+++ EXCERPTED RECORDS +++
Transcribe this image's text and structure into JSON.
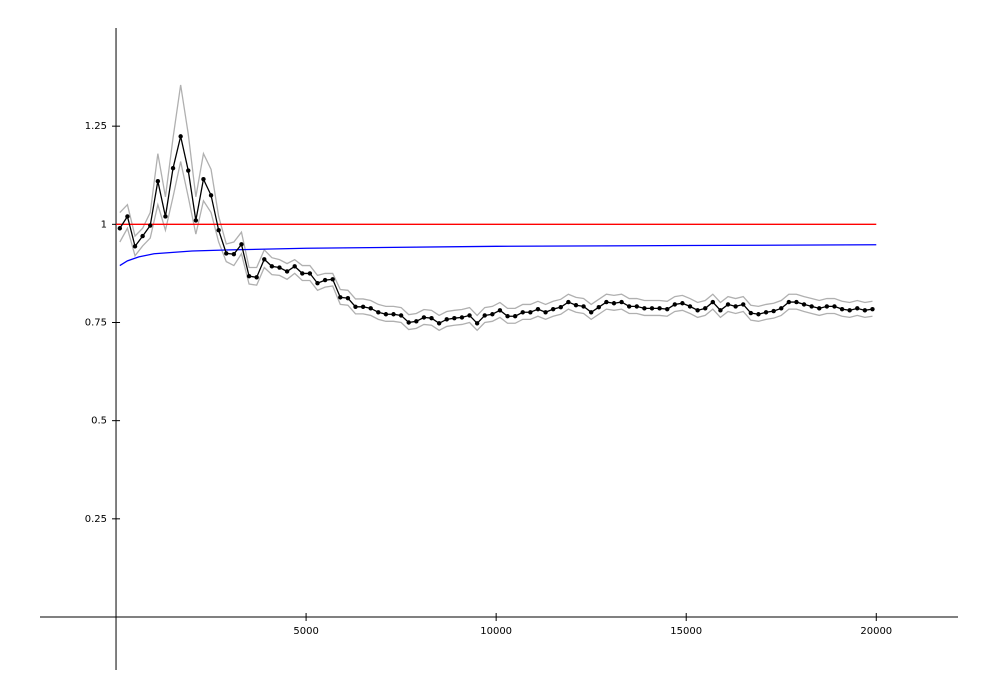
{
  "chart_data": {
    "type": "line",
    "xlim": [
      -2000,
      22150
    ],
    "ylim": [
      -0.135,
      1.5
    ],
    "xticks": [
      5000,
      10000,
      15000,
      20000
    ],
    "yticks": [
      0.25,
      0.5,
      0.75,
      1,
      1.25
    ],
    "series": [
      {
        "color": "#b0b0b0",
        "markers": false,
        "x": [
          100,
          300,
          500,
          700,
          900,
          1100,
          1300,
          1500,
          1700,
          1900,
          2100,
          2300,
          2500,
          2700,
          2900,
          3100,
          3300,
          3500,
          3700,
          3900,
          4100,
          4300,
          4500,
          4700,
          4900,
          5100,
          5300,
          5500,
          5700,
          5900,
          6100,
          6300,
          6500,
          6700,
          6900,
          7100,
          7300,
          7500,
          7700,
          7900,
          8100,
          8300,
          8500,
          8700,
          8900,
          9100,
          9300,
          9500,
          9700,
          9900,
          10100,
          10300,
          10500,
          10700,
          10900,
          11100,
          11300,
          11500,
          11700,
          11900,
          12100,
          12300,
          12500,
          12700,
          12900,
          13100,
          13300,
          13500,
          13700,
          13900,
          14100,
          14300,
          14500,
          14700,
          14900,
          15100,
          15300,
          15500,
          15700,
          15900,
          16100,
          16300,
          16500,
          16700,
          16900,
          17100,
          17300,
          17500,
          17700,
          17900,
          18100,
          18300,
          18500,
          18700,
          18900,
          19100,
          19300,
          19500,
          19700,
          19900
        ],
        "values": [
          1.03,
          1.05,
          0.97,
          0.99,
          1.03,
          1.18,
          1.07,
          1.22,
          1.355,
          1.23,
          1.07,
          1.18,
          1.14,
          1.02,
          0.95,
          0.955,
          0.98,
          0.89,
          0.89,
          0.935,
          0.915,
          0.91,
          0.9,
          0.91,
          0.895,
          0.895,
          0.87,
          0.875,
          0.875,
          0.834,
          0.832,
          0.81,
          0.81,
          0.806,
          0.796,
          0.791,
          0.791,
          0.788,
          0.77,
          0.773,
          0.783,
          0.781,
          0.768,
          0.778,
          0.781,
          0.783,
          0.788,
          0.768,
          0.788,
          0.791,
          0.801,
          0.786,
          0.786,
          0.796,
          0.796,
          0.804,
          0.796,
          0.804,
          0.809,
          0.822,
          0.814,
          0.811,
          0.796,
          0.809,
          0.822,
          0.819,
          0.822,
          0.811,
          0.811,
          0.806,
          0.806,
          0.806,
          0.804,
          0.816,
          0.819,
          0.811,
          0.801,
          0.806,
          0.822,
          0.801,
          0.816,
          0.811,
          0.816,
          0.794,
          0.791,
          0.796,
          0.799,
          0.806,
          0.822,
          0.822,
          0.816,
          0.811,
          0.806,
          0.811,
          0.811,
          0.804,
          0.801,
          0.806,
          0.801,
          0.804
        ]
      },
      {
        "color": "#b0b0b0",
        "markers": false,
        "x": [
          100,
          300,
          500,
          700,
          900,
          1100,
          1300,
          1500,
          1700,
          1900,
          2100,
          2300,
          2500,
          2700,
          2900,
          3100,
          3300,
          3500,
          3700,
          3900,
          4100,
          4300,
          4500,
          4700,
          4900,
          5100,
          5300,
          5500,
          5700,
          5900,
          6100,
          6300,
          6500,
          6700,
          6900,
          7100,
          7300,
          7500,
          7700,
          7900,
          8100,
          8300,
          8500,
          8700,
          8900,
          9100,
          9300,
          9500,
          9700,
          9900,
          10100,
          10300,
          10500,
          10700,
          10900,
          11100,
          11300,
          11500,
          11700,
          11900,
          12100,
          12300,
          12500,
          12700,
          12900,
          13100,
          13300,
          13500,
          13700,
          13900,
          14100,
          14300,
          14500,
          14700,
          14900,
          15100,
          15300,
          15500,
          15700,
          15900,
          16100,
          16300,
          16500,
          16700,
          16900,
          17100,
          17300,
          17500,
          17700,
          17900,
          18100,
          18300,
          18500,
          18700,
          18900,
          19100,
          19300,
          19500,
          19700,
          19900
        ],
        "values": [
          0.955,
          0.99,
          0.92,
          0.945,
          0.965,
          1.05,
          0.985,
          1.07,
          1.16,
          1.07,
          0.975,
          1.06,
          1.03,
          0.955,
          0.905,
          0.895,
          0.925,
          0.848,
          0.845,
          0.89,
          0.872,
          0.87,
          0.86,
          0.875,
          0.857,
          0.857,
          0.832,
          0.84,
          0.843,
          0.796,
          0.794,
          0.772,
          0.772,
          0.768,
          0.758,
          0.753,
          0.753,
          0.75,
          0.732,
          0.735,
          0.745,
          0.743,
          0.73,
          0.74,
          0.743,
          0.745,
          0.75,
          0.73,
          0.75,
          0.753,
          0.763,
          0.748,
          0.748,
          0.758,
          0.758,
          0.766,
          0.758,
          0.766,
          0.771,
          0.784,
          0.776,
          0.773,
          0.758,
          0.771,
          0.784,
          0.781,
          0.784,
          0.773,
          0.773,
          0.768,
          0.768,
          0.768,
          0.766,
          0.778,
          0.781,
          0.773,
          0.763,
          0.768,
          0.784,
          0.763,
          0.778,
          0.773,
          0.778,
          0.756,
          0.753,
          0.758,
          0.761,
          0.768,
          0.784,
          0.784,
          0.778,
          0.773,
          0.768,
          0.773,
          0.773,
          0.766,
          0.763,
          0.768,
          0.763,
          0.766
        ]
      },
      {
        "color": "#ff0000",
        "markers": false,
        "x": [
          0,
          20000
        ],
        "values": [
          1,
          1
        ]
      },
      {
        "color": "#0000ff",
        "markers": false,
        "x": [
          100,
          300,
          600,
          1000,
          2000,
          3000,
          5000,
          10000,
          15000,
          20000
        ],
        "values": [
          0.895,
          0.907,
          0.917,
          0.925,
          0.932,
          0.935,
          0.939,
          0.944,
          0.946,
          0.948
        ]
      },
      {
        "color": "#000000",
        "markers": true,
        "x": [
          100,
          300,
          500,
          700,
          900,
          1100,
          1300,
          1500,
          1700,
          1900,
          2100,
          2300,
          2500,
          2700,
          2900,
          3100,
          3300,
          3500,
          3700,
          3900,
          4100,
          4300,
          4500,
          4700,
          4900,
          5100,
          5300,
          5500,
          5700,
          5900,
          6100,
          6300,
          6500,
          6700,
          6900,
          7100,
          7300,
          7500,
          7700,
          7900,
          8100,
          8300,
          8500,
          8700,
          8900,
          9100,
          9300,
          9500,
          9700,
          9900,
          10100,
          10300,
          10500,
          10700,
          10900,
          11100,
          11300,
          11500,
          11700,
          11900,
          12100,
          12300,
          12500,
          12700,
          12900,
          13100,
          13300,
          13500,
          13700,
          13900,
          14100,
          14300,
          14500,
          14700,
          14900,
          15100,
          15300,
          15500,
          15700,
          15900,
          16100,
          16300,
          16500,
          16700,
          16900,
          17100,
          17300,
          17500,
          17700,
          17900,
          18100,
          18300,
          18500,
          18700,
          18900,
          19100,
          19300,
          19500,
          19700,
          19900
        ],
        "values": [
          0.99,
          1.02,
          0.944,
          0.97,
          0.997,
          1.11,
          1.02,
          1.143,
          1.224,
          1.137,
          1.01,
          1.115,
          1.074,
          0.985,
          0.926,
          0.924,
          0.949,
          0.868,
          0.865,
          0.911,
          0.893,
          0.89,
          0.88,
          0.893,
          0.875,
          0.875,
          0.85,
          0.858,
          0.86,
          0.814,
          0.812,
          0.79,
          0.79,
          0.786,
          0.776,
          0.771,
          0.771,
          0.768,
          0.75,
          0.753,
          0.763,
          0.761,
          0.748,
          0.758,
          0.761,
          0.763,
          0.768,
          0.748,
          0.768,
          0.771,
          0.781,
          0.766,
          0.766,
          0.776,
          0.776,
          0.784,
          0.776,
          0.784,
          0.789,
          0.802,
          0.794,
          0.791,
          0.776,
          0.789,
          0.802,
          0.799,
          0.802,
          0.791,
          0.791,
          0.786,
          0.786,
          0.786,
          0.784,
          0.796,
          0.799,
          0.791,
          0.781,
          0.786,
          0.802,
          0.781,
          0.796,
          0.791,
          0.796,
          0.774,
          0.771,
          0.776,
          0.779,
          0.786,
          0.802,
          0.802,
          0.796,
          0.791,
          0.786,
          0.791,
          0.791,
          0.784,
          0.781,
          0.786,
          0.781,
          0.784
        ]
      }
    ]
  }
}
+++
Gather and return every line that holds the string "color".

__ANSWER TO THE PROBLEM__:
        "color": "#b0b0b0",
        "color": "#b0b0b0",
        "color": "#ff0000",
        "color": "#0000ff",
        "color": "#000000",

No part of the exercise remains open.